┏━━

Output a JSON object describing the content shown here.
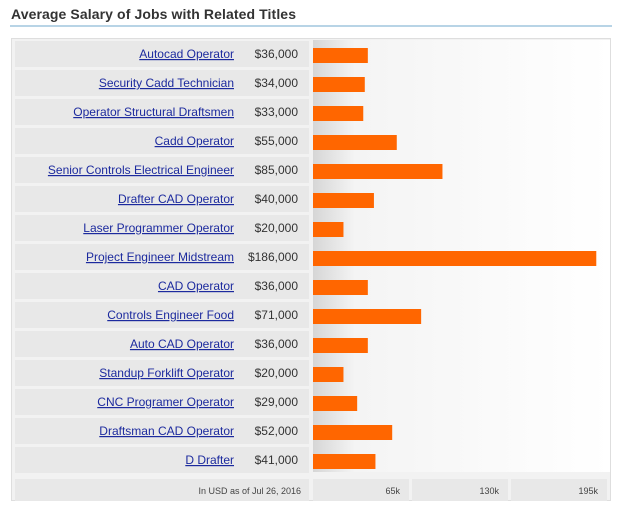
{
  "title": "Average Salary of Jobs with Related Titles",
  "colors": {
    "bar": "#ff6600",
    "link": "#1c2a9e",
    "label_bg": "#e8e8e8",
    "title_rule": "#b8d4e6"
  },
  "chart_data": {
    "type": "bar",
    "orientation": "horizontal",
    "title": "Average Salary of Jobs with Related Titles",
    "categories": [
      "Autocad Operator",
      "Security Cadd Technician",
      "Operator Structural Draftsmen",
      "Cadd Operator",
      "Senior Controls Electrical Engineer",
      "Drafter CAD Operator",
      "Laser Programmer Operator",
      "Project Engineer Midstream",
      "CAD Operator",
      "Controls Engineer Food",
      "Auto CAD Operator",
      "Standup Forklift Operator",
      "CNC Programer Operator",
      "Draftsman CAD Operator",
      "D Drafter"
    ],
    "values": [
      36000,
      34000,
      33000,
      55000,
      85000,
      40000,
      20000,
      186000,
      36000,
      71000,
      36000,
      20000,
      29000,
      52000,
      41000
    ],
    "value_labels": [
      "$36,000",
      "$34,000",
      "$33,000",
      "$55,000",
      "$85,000",
      "$40,000",
      "$20,000",
      "$186,000",
      "$36,000",
      "$71,000",
      "$36,000",
      "$20,000",
      "$29,000",
      "$52,000",
      "$41,000"
    ],
    "xlim": [
      0,
      195000
    ],
    "xticks": [
      65000,
      130000,
      195000
    ],
    "xtick_labels": [
      "65k",
      "130k",
      "195k"
    ],
    "footnote": "In USD as of Jul 26, 2016"
  }
}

┗━━

Stated exercise =>
State the number of lines in the data that include the string "Operator", and add nothing else.

Result for this task =>
10